▸ Records for this task:
--- Begin ---

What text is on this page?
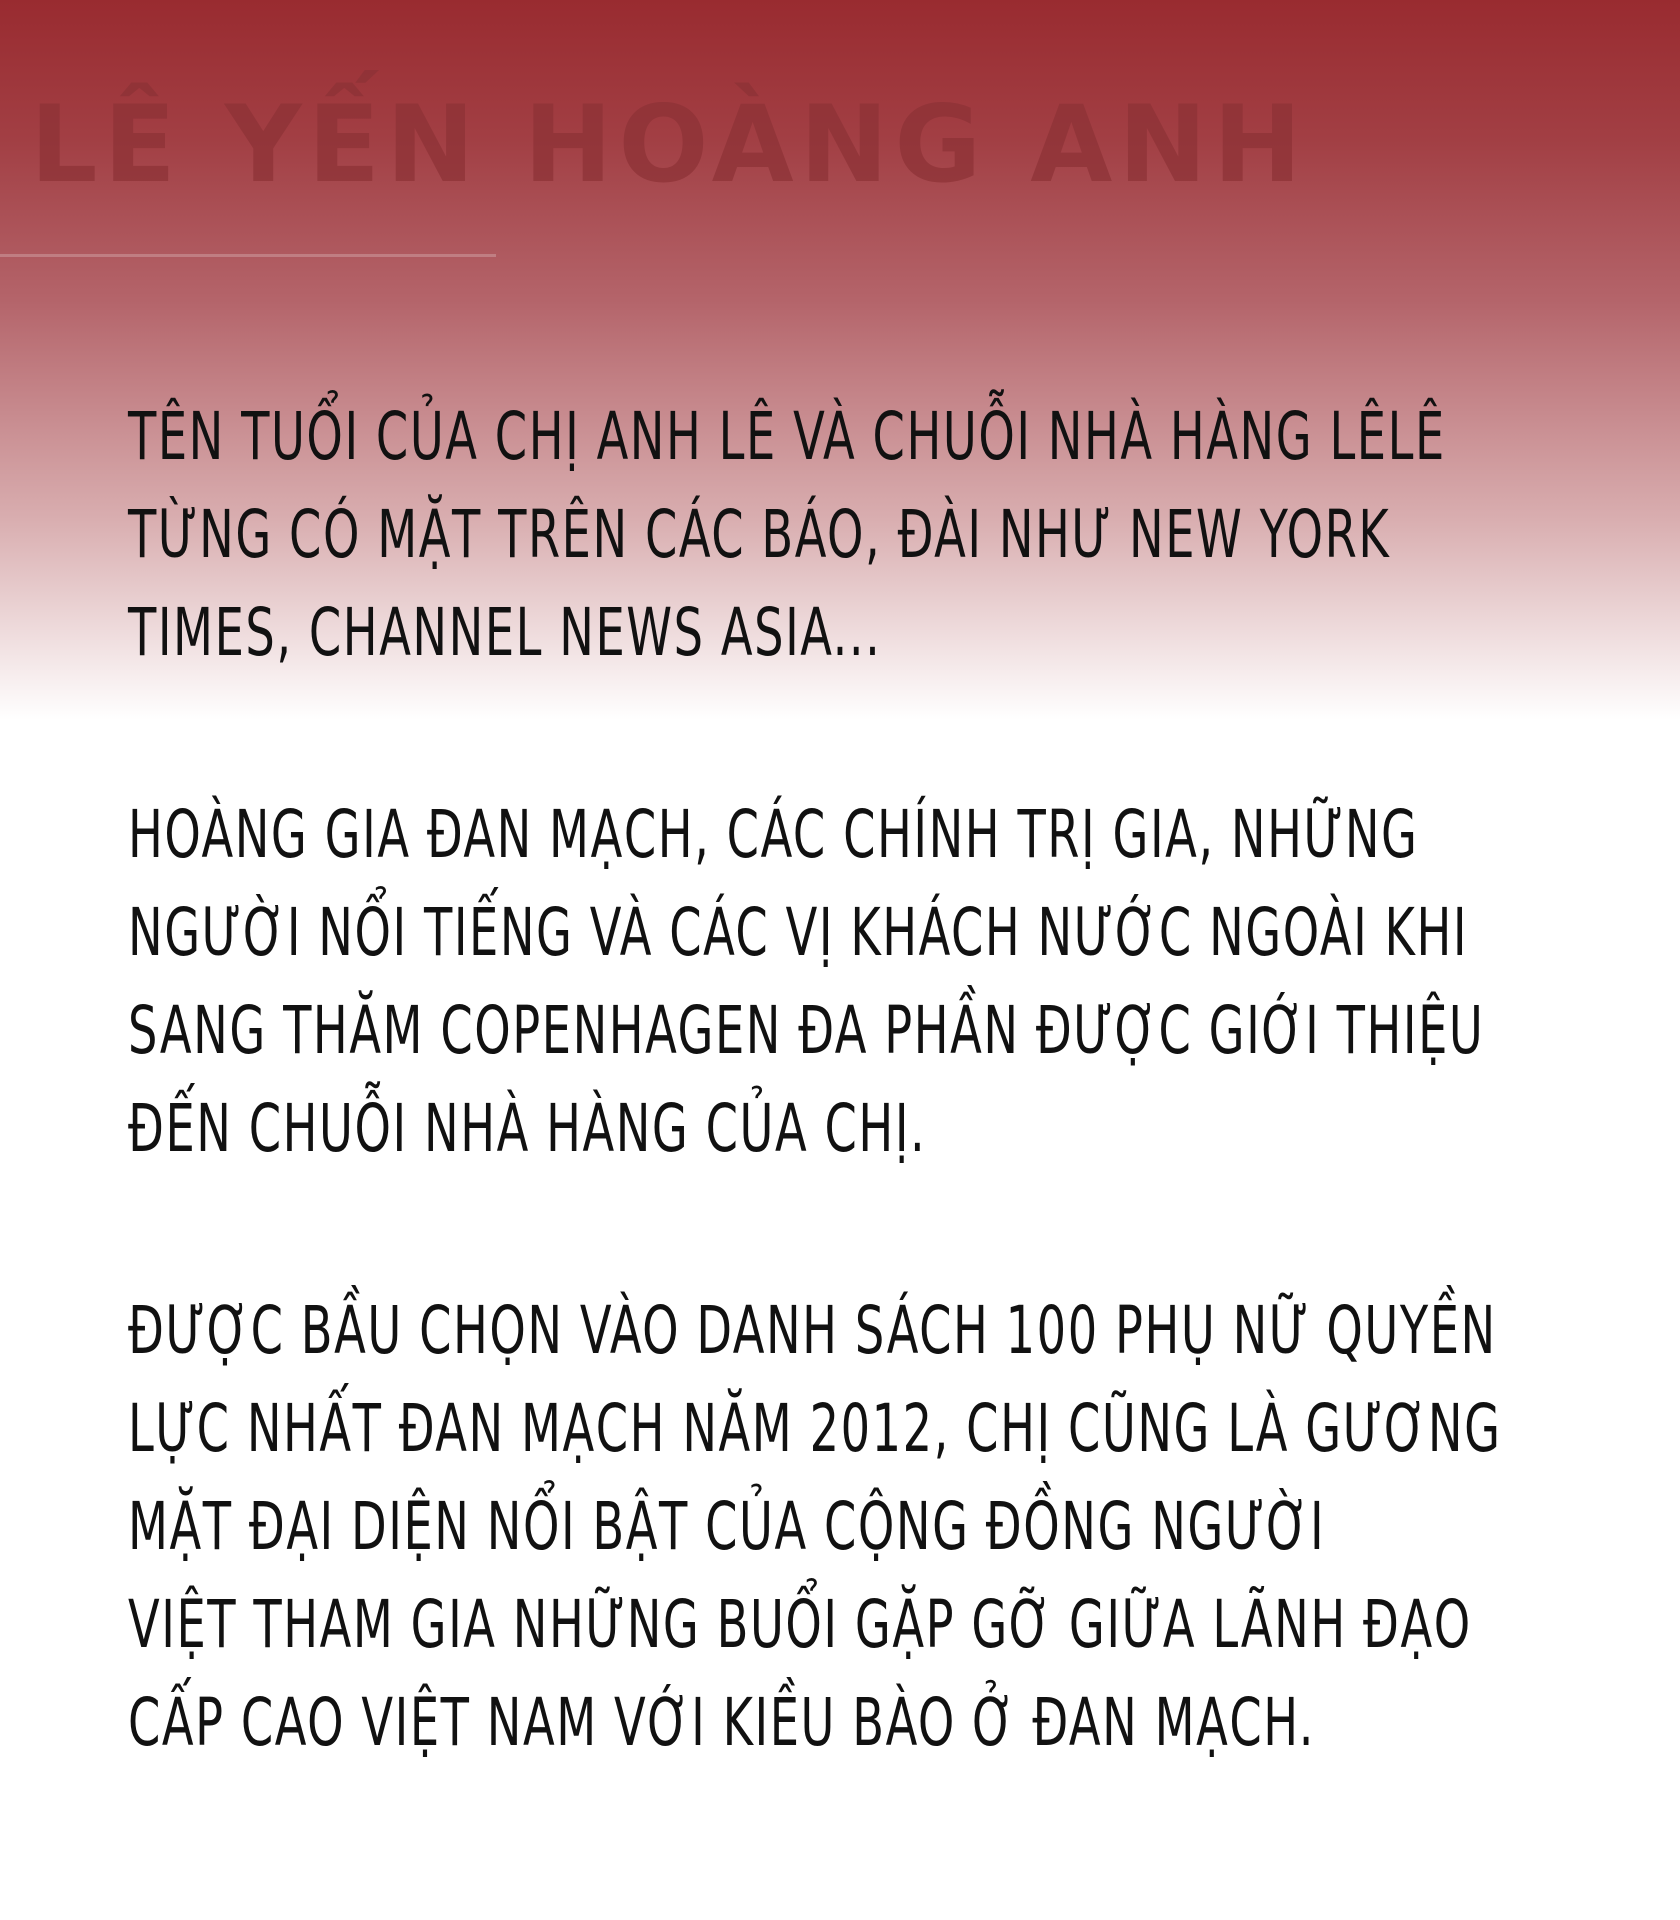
LÊ YẾN HOÀNG ANH

TÊN TUỔI CỦA CHỊ ANH LÊ VÀ CHUỖI NHÀ HÀNG LÊLÊ
TỪNG CÓ MẶT TRÊN CÁC BÁO, ĐÀI NHƯ NEW YORK
TIMES, CHANNEL NEWS ASIA...

HOÀNG GIA ĐAN MẠCH, CÁC CHÍNH TRỊ GIA, NHỮNG
NGƯỜI NỔI TIẾNG VÀ CÁC VỊ KHÁCH NƯỚC NGOÀI KHI
SANG THĂM COPENHAGEN ĐA PHẦN ĐƯỢC GIỚI THIỆU
ĐẾN CHUỖI NHÀ HÀNG CỦA CHỊ.

ĐƯỢC BẦU CHỌN VÀO DANH SÁCH 100 PHỤ NỮ QUYỀN
LỰC NHẤT ĐAN MẠCH NĂM 2012, CHỊ CŨNG LÀ GƯƠNG
MẶT ĐẠI DIỆN NỔI BẬT CỦA CỘNG ĐỒNG NGƯỜI
VIỆT THAM GIA NHỮNG BUỔI GẶP GỠ GIỮA LÃNH ĐẠO
CẤP CAO VIỆT NAM VỚI KIỀU BÀO Ở ĐAN MẠCH.
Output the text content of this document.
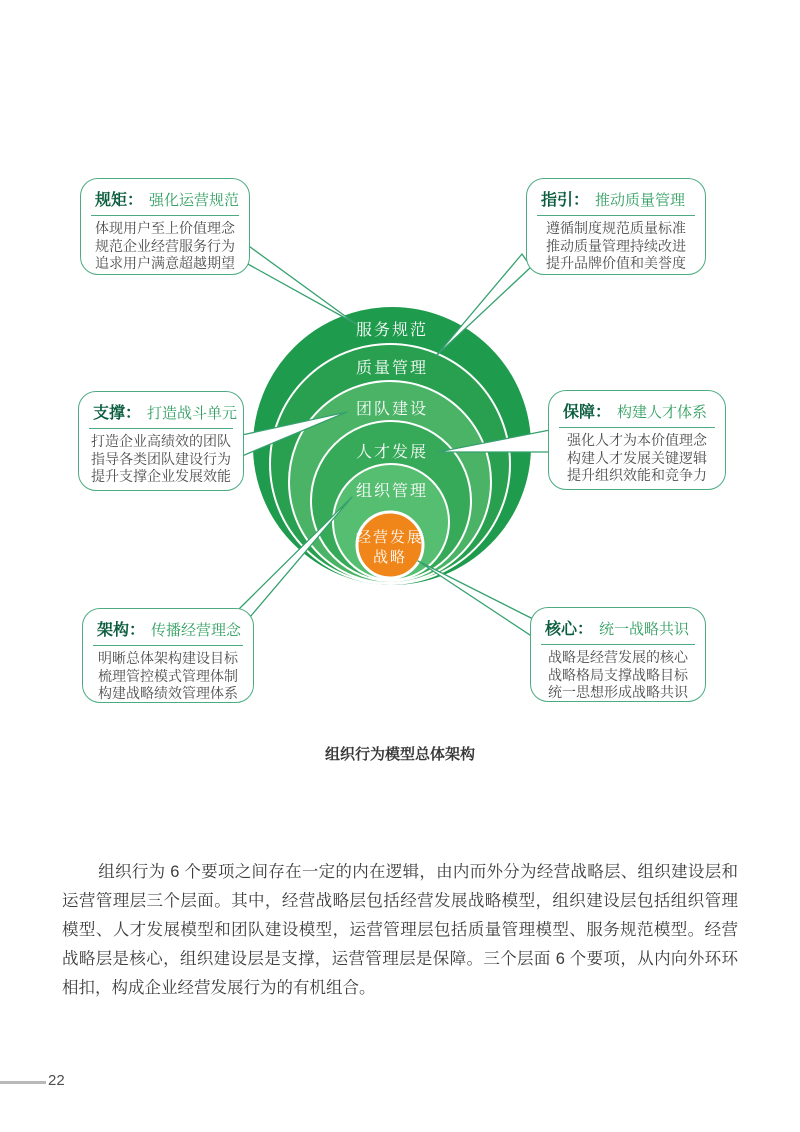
服务规范
质量管理
团队建设
人才发展
组织管理
经营发展
战略
规矩： 强化运营规范
体现用户至上价值理念
规范企业经营服务行为
追求用户满意超越期望
指引： 推动质量管理
遵循制度规范质量标准
推动质量管理持续改进
提升品牌价值和美誉度
支撑： 打造战斗单元
打造企业高绩效的团队
指导各类团队建设行为
提升支撑企业发展效能
保障： 构建人才体系
强化人才为本价值理念
构建人才发展关键逻辑
提升组织效能和竞争力
架构： 传播经营理念
明晰总体架构建设目标
梳理管控模式管理体制
构建战略绩效管理体系
核心： 统一战略共识
战略是经营发展的核心
战略格局支撑战略目标
统一思想形成战略共识
组织行为模型总体架构

组织行为 6 个要项之间存在一定的内在逻辑，由内而外分为经营战略层、组织建设层和运营管理层三个层面。其中，经营战略层包括经营发展战略模型，组织建设层包括组织管理模型、人才发展模型和团队建设模型，运营管理层包括质量管理模型、服务规范模型。经营战略层是核心，组织建设层是支撑，运营管理层是保障。三个层面 6 个要项，从内向外环环相扣，构成企业经营发展行为的有机组合。

22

--- End ---

▸ Brief: How many of the lines above contain the string "NGƯỜI"? Give the number only.

▸ Task output: 2